■ **Text provided**
#####

For people with mental disorders, knowing that there is no cure can be discouraging and limiting. Nevertheless, there are a plethora of options when it comes to treatment. Through most people lean towards the more traditional options such as talk therapy and medication, there are other supplemental options. Some of these options focus on mind body connection, the power of creativity and the importance of presence.
Two of the most prominent options are Art Therapy and Expressive Arts therapy. The difference between the two lies in the use of artistic mediums and their therapeutic focus. Within the realm of expressive arts, the client finds space to explore the different facets if themselves. This includes constructing and deconstruction identity as well as specific problems. The therapist helps the client in finding comfort and expression through creation while accompanying the client on their personal journey. The therapist does not stop, instruct or redirect the client. The therapist welcomes all of the client’s turmoil in a non-judgmental atmosphere.
Within an expressive arts therapy session the client can range from creating music, acting and/or creating visual art. An example of the work we do as expressive artists is depicted by Douglass Mitchel in his article The Benefits of Mask Making in a Journey toward Wholeness.
Mitchel explains the importance of mask making a way to create a therapeutic relationship between the client and the therapist. He focuses on the symbolism of the end result, of the mask, and what it represents and what does it say without using words. He further talks about the process of mask making as a full body experience that helps to awaken the somatic memories the client may have stored away.
Mitchel, in his article, offers the importance of mask making and its rich history. Thus emphasizing that the work we do as expressive artists is not simply making art but building tradition, making meaning and creating creative space for others to explore.

#####

■ **Information shown**
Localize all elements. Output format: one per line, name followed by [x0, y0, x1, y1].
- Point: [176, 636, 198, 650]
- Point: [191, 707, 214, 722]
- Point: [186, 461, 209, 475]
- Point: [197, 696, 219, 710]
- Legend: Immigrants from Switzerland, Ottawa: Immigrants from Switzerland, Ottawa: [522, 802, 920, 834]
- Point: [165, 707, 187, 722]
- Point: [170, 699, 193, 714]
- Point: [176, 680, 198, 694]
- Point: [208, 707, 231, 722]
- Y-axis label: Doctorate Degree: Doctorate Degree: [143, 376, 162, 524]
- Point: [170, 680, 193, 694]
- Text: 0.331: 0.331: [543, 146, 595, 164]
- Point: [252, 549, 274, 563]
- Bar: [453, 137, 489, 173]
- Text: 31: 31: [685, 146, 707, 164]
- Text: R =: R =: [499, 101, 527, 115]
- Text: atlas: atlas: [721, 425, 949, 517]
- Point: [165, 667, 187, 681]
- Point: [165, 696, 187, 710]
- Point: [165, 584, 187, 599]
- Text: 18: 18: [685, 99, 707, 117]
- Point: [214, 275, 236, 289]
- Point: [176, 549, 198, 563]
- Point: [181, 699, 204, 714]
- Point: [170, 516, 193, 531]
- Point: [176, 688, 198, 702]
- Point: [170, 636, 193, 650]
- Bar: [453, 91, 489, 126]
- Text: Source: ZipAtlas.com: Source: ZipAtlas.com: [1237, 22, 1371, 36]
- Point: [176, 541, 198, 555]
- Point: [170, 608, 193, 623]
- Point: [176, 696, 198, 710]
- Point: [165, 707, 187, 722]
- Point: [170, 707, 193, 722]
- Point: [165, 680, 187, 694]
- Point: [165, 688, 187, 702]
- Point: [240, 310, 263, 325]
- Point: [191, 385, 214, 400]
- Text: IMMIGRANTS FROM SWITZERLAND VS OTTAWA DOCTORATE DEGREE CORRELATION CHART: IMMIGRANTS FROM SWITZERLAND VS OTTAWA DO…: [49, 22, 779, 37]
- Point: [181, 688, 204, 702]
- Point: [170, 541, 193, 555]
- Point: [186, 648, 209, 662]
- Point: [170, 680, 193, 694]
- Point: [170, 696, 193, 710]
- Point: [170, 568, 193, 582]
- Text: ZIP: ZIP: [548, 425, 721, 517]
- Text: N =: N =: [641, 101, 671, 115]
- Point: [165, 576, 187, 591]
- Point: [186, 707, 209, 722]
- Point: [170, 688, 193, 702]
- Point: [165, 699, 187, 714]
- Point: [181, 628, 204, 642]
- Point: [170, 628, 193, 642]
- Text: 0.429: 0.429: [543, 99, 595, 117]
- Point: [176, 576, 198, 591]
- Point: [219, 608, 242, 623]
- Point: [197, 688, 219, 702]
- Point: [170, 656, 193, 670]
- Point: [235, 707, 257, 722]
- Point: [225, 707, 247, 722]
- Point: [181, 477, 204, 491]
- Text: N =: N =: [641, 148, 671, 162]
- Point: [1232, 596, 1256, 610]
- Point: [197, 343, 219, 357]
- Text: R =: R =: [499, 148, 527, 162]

#####

■ **Work order 1**
Translate this sentence from the text on expressive arts therapy into Spanish: "The therapist does not stop, instruct or redirect the client."
■ **Work order 2**
In the text on expressive arts therapy, what does Mitchel say the process of mask making helps to awaken?

■ **Problem solution 1**
El terapeuta no detiene, no instruye ni redirige al cliente.

■ **Problem solution 2**
The somatic memories the client may have stored away.